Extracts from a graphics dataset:
....................
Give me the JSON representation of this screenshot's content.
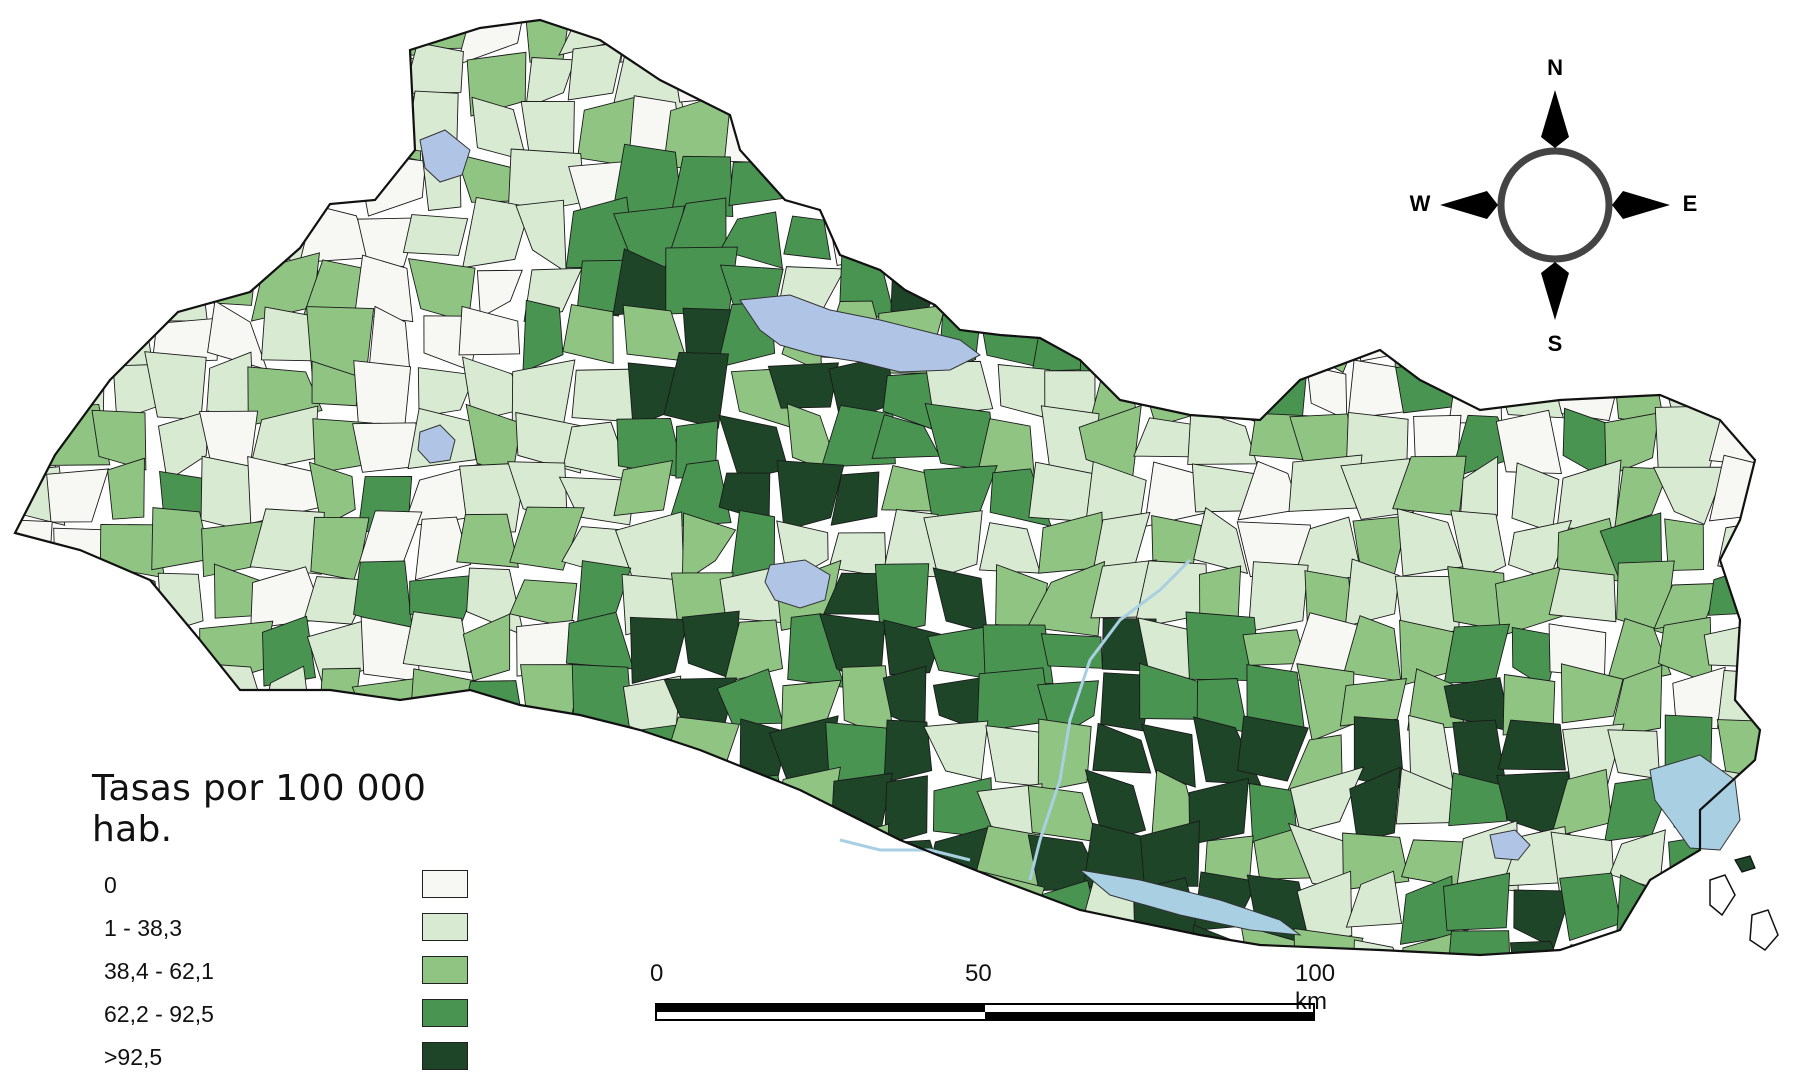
{
  "legend": {
    "title": "Tasas por 100 000 hab.",
    "classes": [
      {
        "label": "0",
        "color": "#f7f8f3"
      },
      {
        "label": "1 - 38,3",
        "color": "#d8ead1"
      },
      {
        "label": "38,4 - 62,1",
        "color": "#90c483"
      },
      {
        "label": "62,2 - 92,5",
        "color": "#4a9452"
      },
      {
        "label": ">92,5",
        "color": "#1e4528"
      }
    ]
  },
  "scale_bar": {
    "labels": [
      "0",
      "50",
      "100 km"
    ]
  },
  "compass": {
    "north": "N",
    "south": "S",
    "east": "E",
    "west": "W"
  },
  "colors": {
    "water": "#b0c4e6",
    "river": "#a9cfe3",
    "border": "#1a1a1a"
  }
}
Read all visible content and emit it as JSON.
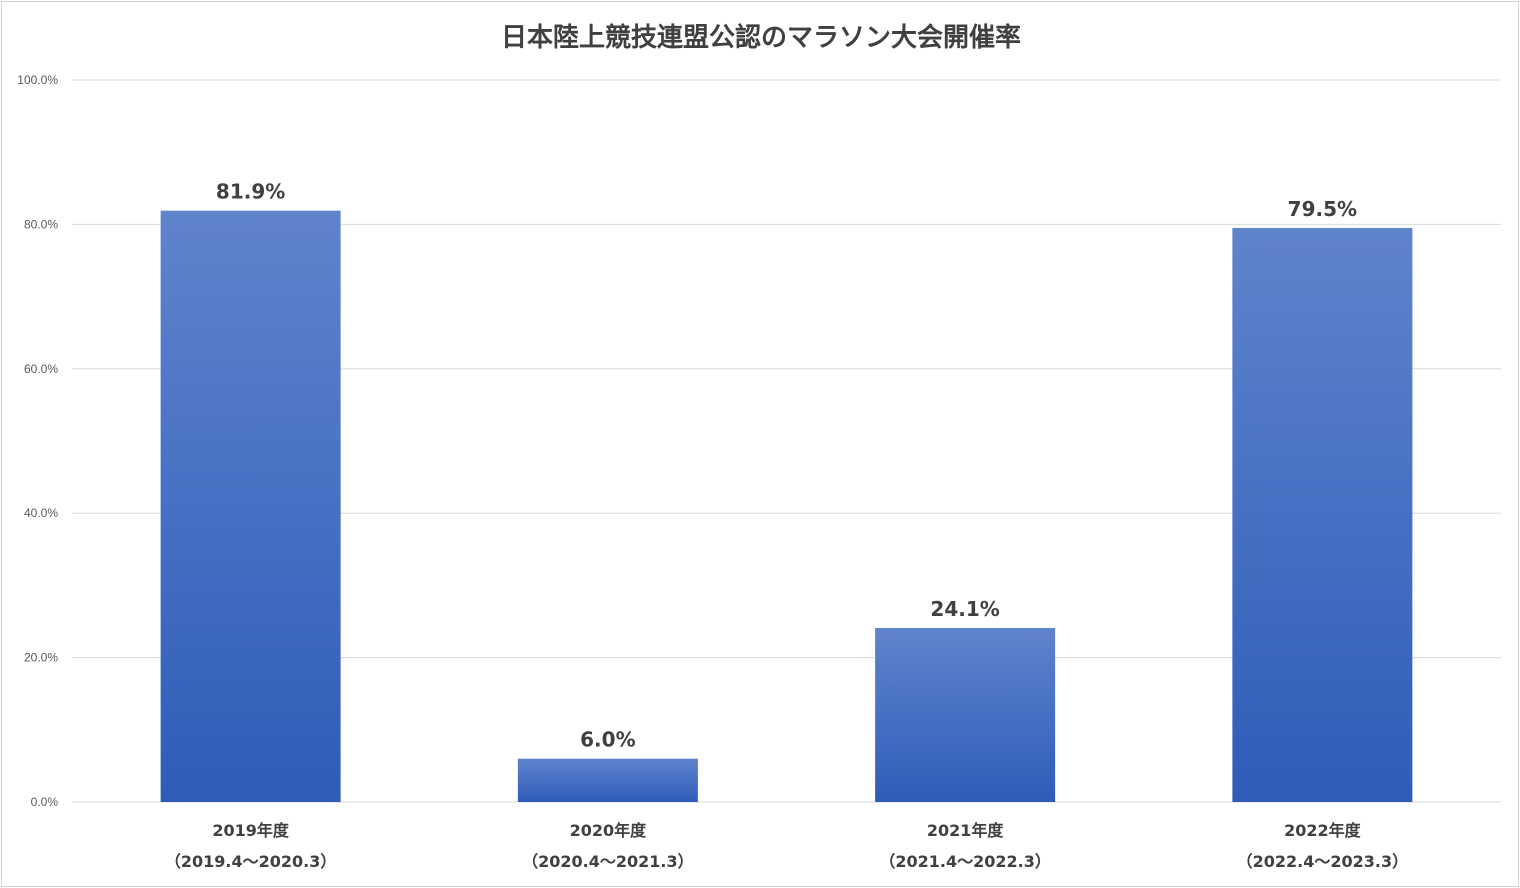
{
  "chart_data": {
    "type": "bar",
    "title": "日本陸上競技連盟公認のマラソン大会開催率",
    "categories": [
      [
        "2019年度",
        "（2019.4〜2020.3）"
      ],
      [
        "2020年度",
        "（2020.4〜2021.3）"
      ],
      [
        "2021年度",
        "（2021.4〜2022.3）"
      ],
      [
        "2022年度",
        "（2022.4〜2023.3）"
      ]
    ],
    "values": [
      81.9,
      6.0,
      24.1,
      79.5
    ],
    "data_labels": [
      "81.9%",
      "6.0%",
      "24.1%",
      "79.5%"
    ],
    "ylim": [
      0,
      100
    ],
    "yticks": [
      0,
      20,
      40,
      60,
      80,
      100
    ],
    "ytick_labels": [
      "0.0%",
      "20.0%",
      "40.0%",
      "60.0%",
      "80.0%",
      "100.0%"
    ],
    "grid": true,
    "colors": {
      "bar_top": "#5f84cc",
      "bar_bottom": "#2f5cb9",
      "grid": "#d9d9d9",
      "text": "#404040"
    }
  }
}
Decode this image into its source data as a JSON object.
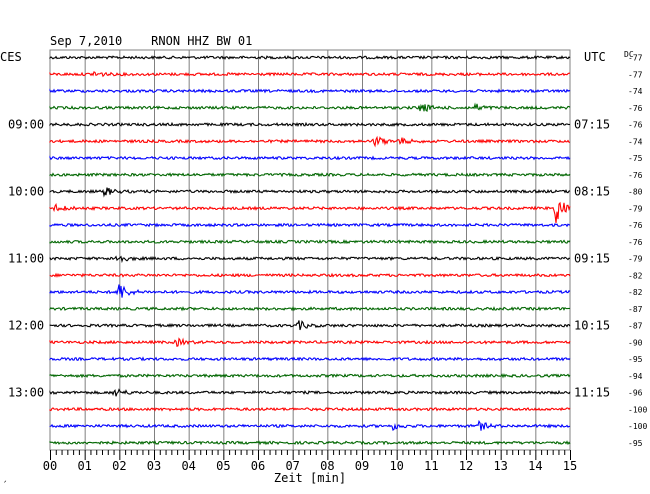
{
  "header": {
    "title": "Sep 7,2010    RNON HHZ BW 01",
    "left_timezone": "CES",
    "right_timezone": "UTC",
    "dc_label": "DC"
  },
  "footer": {
    "x_axis_label": "Zeit [min]",
    "corner_mark": "´"
  },
  "colors": {
    "trace_cycle": [
      "#000000",
      "#ff0000",
      "#0000ff",
      "#006600"
    ],
    "grid": "#808080",
    "background": "#ffffff"
  },
  "chart_data": {
    "type": "line",
    "title": "Sep 7,2010    RNON HHZ BW 01",
    "xlabel": "Zeit [min]",
    "xlim": [
      0,
      15
    ],
    "x_ticks": [
      "00",
      "01",
      "02",
      "03",
      "04",
      "05",
      "06",
      "07",
      "08",
      "09",
      "10",
      "11",
      "12",
      "13",
      "14",
      "15"
    ],
    "rows": 24,
    "grid": true,
    "left_time_labels": [
      {
        "row": 4,
        "text": "09:00"
      },
      {
        "row": 8,
        "text": "10:00"
      },
      {
        "row": 12,
        "text": "11:00"
      },
      {
        "row": 16,
        "text": "12:00"
      },
      {
        "row": 20,
        "text": "13:00"
      }
    ],
    "right_time_labels": [
      {
        "row": 4,
        "text": "07:15"
      },
      {
        "row": 8,
        "text": "08:15"
      },
      {
        "row": 12,
        "text": "09:15"
      },
      {
        "row": 16,
        "text": "10:15"
      },
      {
        "row": 20,
        "text": "11:15"
      }
    ],
    "dc_offsets": [
      "-77",
      "-77",
      "-74",
      "-76",
      "-76",
      "-74",
      "-75",
      "-76",
      "-80",
      "-79",
      "-76",
      "-76",
      "-79",
      "-82",
      "-82",
      "-87",
      "-87",
      "-90",
      "-95",
      "-94",
      "-96",
      "-100",
      "-100",
      "-95"
    ],
    "events": [
      {
        "row": 1,
        "minute": 1.3,
        "amplitude": 3
      },
      {
        "row": 3,
        "minute": 10.7,
        "amplitude": 5
      },
      {
        "row": 3,
        "minute": 12.3,
        "amplitude": 3
      },
      {
        "row": 5,
        "minute": 9.4,
        "amplitude": 5
      },
      {
        "row": 5,
        "minute": 10.1,
        "amplitude": 3
      },
      {
        "row": 8,
        "minute": 1.6,
        "amplitude": 4
      },
      {
        "row": 9,
        "minute": 0.2,
        "amplitude": 4
      },
      {
        "row": 9,
        "minute": 14.6,
        "amplitude": 16
      },
      {
        "row": 12,
        "minute": 1.9,
        "amplitude": 5
      },
      {
        "row": 14,
        "minute": 2.0,
        "amplitude": 9
      },
      {
        "row": 16,
        "minute": 7.2,
        "amplitude": 4
      },
      {
        "row": 17,
        "minute": 3.7,
        "amplitude": 3
      },
      {
        "row": 20,
        "minute": 1.9,
        "amplitude": 4
      },
      {
        "row": 22,
        "minute": 9.9,
        "amplitude": 3
      },
      {
        "row": 22,
        "minute": 12.4,
        "amplitude": 4
      }
    ]
  }
}
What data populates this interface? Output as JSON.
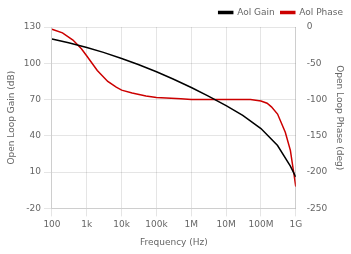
....................
## SET EXERCISE
Copy out each record shown above without alteration, skipping any picture.

## EXPECTED OUTPUT
Give me the JSON representation of this screenshot's content.
{
  "legend": {
    "title": "Tasas por 100 000 hab.",
    "classes": [
      {
        "label": "0",
        "color": "#f7f8f3"
      },
      {
        "label": "1 - 38,3",
        "color": "#d8ead1"
      },
      {
        "label": "38,4 - 62,1",
        "color": "#90c483"
      },
      {
        "label": "62,2 - 92,5",
        "color": "#4a9452"
      },
      {
        "label": ">92,5",
        "color": "#1e4528"
      }
    ]
  },
  "scale_bar": {
    "labels": [
      "0",
      "50",
      "100 km"
    ]
  },
  "compass": {
    "north": "N",
    "south": "S",
    "east": "E",
    "west": "W"
  },
  "colors": {
    "water": "#b0c4e6",
    "river": "#a9cfe3",
    "border": "#1a1a1a"
  }
}
Read all visible content and emit it as JSON.
{
  "chart_data": {
    "type": "bar",
    "title": "日本陸上競技連盟公認のマラソン大会開催率",
    "categories": [
      [
        "2019年度",
        "（2019.4〜2020.3）"
      ],
      [
        "2020年度",
        "（2020.4〜2021.3）"
      ],
      [
        "2021年度",
        "（2021.4〜2022.3）"
      ],
      [
        "2022年度",
        "（2022.4〜2023.3）"
      ]
    ],
    "values": [
      81.9,
      6.0,
      24.1,
      79.5
    ],
    "data_labels": [
      "81.9%",
      "6.0%",
      "24.1%",
      "79.5%"
    ],
    "ylim": [
      0,
      100
    ],
    "yticks": [
      0,
      20,
      40,
      60,
      80,
      100
    ],
    "ytick_labels": [
      "0.0%",
      "20.0%",
      "40.0%",
      "60.0%",
      "80.0%",
      "100.0%"
    ],
    "grid": true,
    "colors": {
      "bar_top": "#5f84cc",
      "bar_bottom": "#2f5cb9",
      "grid": "#d9d9d9",
      "text": "#404040"
    }
  }
}
Decode this image into its source data as a JSON object.
{
  "header": {
    "title": "Sep 7,2010    RNON HHZ BW 01",
    "left_timezone": "CES",
    "right_timezone": "UTC",
    "dc_label": "DC"
  },
  "footer": {
    "x_axis_label": "Zeit [min]",
    "corner_mark": "´"
  },
  "colors": {
    "trace_cycle": [
      "#000000",
      "#ff0000",
      "#0000ff",
      "#006600"
    ],
    "grid": "#808080",
    "background": "#ffffff"
  },
  "chart_data": {
    "type": "line",
    "title": "Sep 7,2010    RNON HHZ BW 01",
    "xlabel": "Zeit [min]",
    "xlim": [
      0,
      15
    ],
    "x_ticks": [
      "00",
      "01",
      "02",
      "03",
      "04",
      "05",
      "06",
      "07",
      "08",
      "09",
      "10",
      "11",
      "12",
      "13",
      "14",
      "15"
    ],
    "rows": 24,
    "grid": true,
    "left_time_labels": [
      {
        "row": 4,
        "text": "09:00"
      },
      {
        "row": 8,
        "text": "10:00"
      },
      {
        "row": 12,
        "text": "11:00"
      },
      {
        "row": 16,
        "text": "12:00"
      },
      {
        "row": 20,
        "text": "13:00"
      }
    ],
    "right_time_labels": [
      {
        "row": 4,
        "text": "07:15"
      },
      {
        "row": 8,
        "text": "08:15"
      },
      {
        "row": 12,
        "text": "09:15"
      },
      {
        "row": 16,
        "text": "10:15"
      },
      {
        "row": 20,
        "text": "11:15"
      }
    ],
    "dc_offsets": [
      "-77",
      "-77",
      "-74",
      "-76",
      "-76",
      "-74",
      "-75",
      "-76",
      "-80",
      "-79",
      "-76",
      "-76",
      "-79",
      "-82",
      "-82",
      "-87",
      "-87",
      "-90",
      "-95",
      "-94",
      "-96",
      "-100",
      "-100",
      "-95"
    ],
    "events": [
      {
        "row": 1,
        "minute": 1.3,
        "amplitude": 3
      },
      {
        "row": 3,
        "minute": 10.7,
        "amplitude": 5
      },
      {
        "row": 3,
        "minute": 12.3,
        "amplitude": 3
      },
      {
        "row": 5,
        "minute": 9.4,
        "amplitude": 5
      },
      {
        "row": 5,
        "minute": 10.1,
        "amplitude": 3
      },
      {
        "row": 8,
        "minute": 1.6,
        "amplitude": 4
      },
      {
        "row": 9,
        "minute": 0.2,
        "amplitude": 4
      },
      {
        "row": 9,
        "minute": 14.6,
        "amplitude": 16
      },
      {
        "row": 12,
        "minute": 1.9,
        "amplitude": 5
      },
      {
        "row": 14,
        "minute": 2.0,
        "amplitude": 9
      },
      {
        "row": 16,
        "minute": 7.2,
        "amplitude": 4
      },
      {
        "row": 17,
        "minute": 3.7,
        "amplitude": 3
      },
      {
        "row": 20,
        "minute": 1.9,
        "amplitude": 4
      },
      {
        "row": 22,
        "minute": 9.9,
        "amplitude": 3
      },
      {
        "row": 22,
        "minute": 12.4,
        "amplitude": 4
      }
    ]
  }
}
What data populates this interface? Output as JSON.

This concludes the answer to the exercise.